[Saved entries]

=======

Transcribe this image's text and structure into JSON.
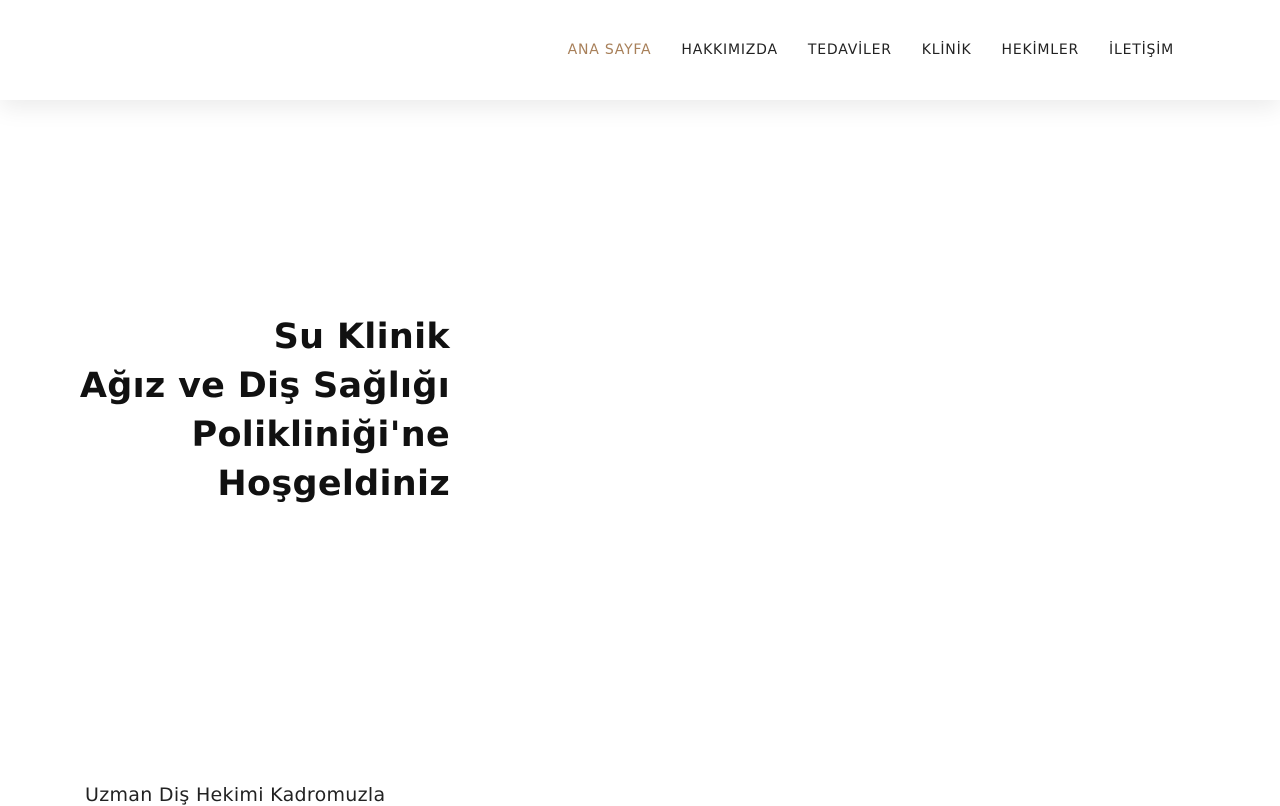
{
  "nav": {
    "items": [
      {
        "label": "ANA SAYFA",
        "active": true
      },
      {
        "label": "HAKKIMIZDA",
        "active": false
      },
      {
        "label": "TEDAVİLER",
        "active": false
      },
      {
        "label": "KLİNİK",
        "active": false
      },
      {
        "label": "HEKİMLER",
        "active": false
      },
      {
        "label": "İLETİŞİM",
        "active": false
      }
    ],
    "active_color": "#a8805a"
  },
  "hero": {
    "title_lines": [
      "Su Klinik",
      "Ağız ve Diş Sağlığı",
      "Polikliniği'ne",
      "Hoşgeldiniz"
    ]
  },
  "section": {
    "subtitle": "Uzman Diş Hekimi Kadromuzla"
  }
}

=======

EXERCISE REQUIREMENTS :: Filter lines by "label" and return each hit.

COMPLETE RESPONSE ::
        "label": "ANA SAYFA",
        "label": "HAKKIMIZDA",
        "label": "TEDAVİLER",
        "label": "KLİNİK",
        "label": "HEKİMLER",
        "label": "İLETİŞİM",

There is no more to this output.